- THE EXERCISE -
Copy every line, leaving nothing out and adding nothing.

- DATA IN THIS EXERCISE -
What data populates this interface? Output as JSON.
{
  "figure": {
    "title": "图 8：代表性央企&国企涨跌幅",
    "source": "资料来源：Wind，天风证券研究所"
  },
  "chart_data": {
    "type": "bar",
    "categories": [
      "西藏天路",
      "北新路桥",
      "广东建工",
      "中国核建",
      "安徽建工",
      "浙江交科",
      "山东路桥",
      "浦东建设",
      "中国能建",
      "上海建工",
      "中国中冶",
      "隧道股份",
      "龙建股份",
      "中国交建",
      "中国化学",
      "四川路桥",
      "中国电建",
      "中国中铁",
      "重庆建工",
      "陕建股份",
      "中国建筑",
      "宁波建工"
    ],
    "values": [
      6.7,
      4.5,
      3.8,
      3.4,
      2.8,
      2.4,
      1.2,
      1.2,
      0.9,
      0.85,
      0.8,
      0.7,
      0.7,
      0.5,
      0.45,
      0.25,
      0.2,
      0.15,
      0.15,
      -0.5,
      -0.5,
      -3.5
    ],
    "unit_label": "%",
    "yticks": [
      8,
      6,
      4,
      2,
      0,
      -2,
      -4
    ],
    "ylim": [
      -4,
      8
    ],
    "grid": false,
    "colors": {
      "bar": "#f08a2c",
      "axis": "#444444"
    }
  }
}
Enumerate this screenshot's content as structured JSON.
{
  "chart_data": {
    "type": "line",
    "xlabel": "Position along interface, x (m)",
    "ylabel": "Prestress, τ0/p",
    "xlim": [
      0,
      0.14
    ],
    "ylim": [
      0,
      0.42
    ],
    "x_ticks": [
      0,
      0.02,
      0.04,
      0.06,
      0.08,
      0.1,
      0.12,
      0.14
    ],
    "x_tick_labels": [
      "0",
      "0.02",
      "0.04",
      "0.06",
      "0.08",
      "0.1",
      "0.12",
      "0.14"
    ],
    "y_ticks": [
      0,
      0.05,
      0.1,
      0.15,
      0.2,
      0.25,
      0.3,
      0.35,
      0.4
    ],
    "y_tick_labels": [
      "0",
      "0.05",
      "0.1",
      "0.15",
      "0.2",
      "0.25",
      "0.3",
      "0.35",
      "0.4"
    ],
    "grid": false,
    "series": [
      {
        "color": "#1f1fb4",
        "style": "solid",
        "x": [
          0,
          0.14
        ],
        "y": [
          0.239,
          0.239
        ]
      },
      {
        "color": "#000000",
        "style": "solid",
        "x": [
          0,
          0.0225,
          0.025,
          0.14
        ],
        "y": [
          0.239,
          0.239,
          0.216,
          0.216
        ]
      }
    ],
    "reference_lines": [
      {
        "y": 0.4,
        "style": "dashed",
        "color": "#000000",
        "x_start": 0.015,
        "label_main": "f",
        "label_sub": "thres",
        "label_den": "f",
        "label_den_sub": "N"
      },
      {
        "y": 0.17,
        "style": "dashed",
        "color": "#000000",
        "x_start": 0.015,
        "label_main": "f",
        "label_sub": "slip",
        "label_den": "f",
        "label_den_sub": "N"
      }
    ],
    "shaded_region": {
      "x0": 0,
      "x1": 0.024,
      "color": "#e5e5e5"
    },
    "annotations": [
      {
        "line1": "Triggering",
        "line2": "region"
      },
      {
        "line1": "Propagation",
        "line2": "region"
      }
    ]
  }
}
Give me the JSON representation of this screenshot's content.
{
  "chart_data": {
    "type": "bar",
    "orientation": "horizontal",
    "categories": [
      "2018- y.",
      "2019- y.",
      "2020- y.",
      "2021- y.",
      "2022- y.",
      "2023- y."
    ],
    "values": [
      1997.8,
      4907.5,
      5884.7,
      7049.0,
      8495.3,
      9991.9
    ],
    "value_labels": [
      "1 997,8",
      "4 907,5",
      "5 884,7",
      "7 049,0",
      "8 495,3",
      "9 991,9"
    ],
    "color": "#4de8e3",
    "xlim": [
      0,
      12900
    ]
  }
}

- TASK ANSWER -
What data populates this interface? Output as JSON.
{
  "figure": {
    "title": "图 8：代表性央企&国企涨跌幅",
    "source": "资料来源：Wind，天风证券研究所"
  },
  "chart_data": {
    "type": "bar",
    "categories": [
      "西藏天路",
      "北新路桥",
      "广东建工",
      "中国核建",
      "安徽建工",
      "浙江交科",
      "山东路桥",
      "浦东建设",
      "中国能建",
      "上海建工",
      "中国中冶",
      "隧道股份",
      "龙建股份",
      "中国交建",
      "中国化学",
      "四川路桥",
      "中国电建",
      "中国中铁",
      "重庆建工",
      "陕建股份",
      "中国建筑",
      "宁波建工"
    ],
    "values": [
      6.7,
      4.5,
      3.8,
      3.4,
      2.8,
      2.4,
      1.2,
      1.2,
      0.9,
      0.85,
      0.8,
      0.7,
      0.7,
      0.5,
      0.45,
      0.25,
      0.2,
      0.15,
      0.15,
      -0.5,
      -0.5,
      -3.5
    ],
    "unit_label": "%",
    "yticks": [
      8,
      6,
      4,
      2,
      0,
      -2,
      -4
    ],
    "ylim": [
      -4,
      8
    ],
    "grid": false,
    "colors": {
      "bar": "#f08a2c",
      "axis": "#444444"
    }
  }
}
Enumerate this screenshot's content as structured JSON.
{
  "chart_data": {
    "type": "line",
    "xlabel": "Position along interface, x (m)",
    "ylabel": "Prestress, τ0/p",
    "xlim": [
      0,
      0.14
    ],
    "ylim": [
      0,
      0.42
    ],
    "x_ticks": [
      0,
      0.02,
      0.04,
      0.06,
      0.08,
      0.1,
      0.12,
      0.14
    ],
    "x_tick_labels": [
      "0",
      "0.02",
      "0.04",
      "0.06",
      "0.08",
      "0.1",
      "0.12",
      "0.14"
    ],
    "y_ticks": [
      0,
      0.05,
      0.1,
      0.15,
      0.2,
      0.25,
      0.3,
      0.35,
      0.4
    ],
    "y_tick_labels": [
      "0",
      "0.05",
      "0.1",
      "0.15",
      "0.2",
      "0.25",
      "0.3",
      "0.35",
      "0.4"
    ],
    "grid": false,
    "series": [
      {
        "color": "#1f1fb4",
        "style": "solid",
        "x": [
          0,
          0.14
        ],
        "y": [
          0.239,
          0.239
        ]
      },
      {
        "color": "#000000",
        "style": "solid",
        "x": [
          0,
          0.0225,
          0.025,
          0.14
        ],
        "y": [
          0.239,
          0.239,
          0.216,
          0.216
        ]
      }
    ],
    "reference_lines": [
      {
        "y": 0.4,
        "style": "dashed",
        "color": "#000000",
        "x_start": 0.015,
        "label_main": "f",
        "label_sub": "thres",
        "label_den": "f",
        "label_den_sub": "N"
      },
      {
        "y": 0.17,
        "style": "dashed",
        "color": "#000000",
        "x_start": 0.015,
        "label_main": "f",
        "label_sub": "slip",
        "label_den": "f",
        "label_den_sub": "N"
      }
    ],
    "shaded_region": {
      "x0": 0,
      "x1": 0.024,
      "color": "#e5e5e5"
    },
    "annotations": [
      {
        "line1": "Triggering",
        "line2": "region"
      },
      {
        "line1": "Propagation",
        "line2": "region"
      }
    ]
  }
}
Give me the JSON representation of this screenshot's content.
{
  "chart_data": {
    "type": "bar",
    "orientation": "horizontal",
    "categories": [
      "2018- y.",
      "2019- y.",
      "2020- y.",
      "2021- y.",
      "2022- y.",
      "2023- y."
    ],
    "values": [
      1997.8,
      4907.5,
      5884.7,
      7049.0,
      8495.3,
      9991.9
    ],
    "value_labels": [
      "1 997,8",
      "4 907,5",
      "5 884,7",
      "7 049,0",
      "8 495,3",
      "9 991,9"
    ],
    "color": "#4de8e3",
    "xlim": [
      0,
      12900
    ]
  }
}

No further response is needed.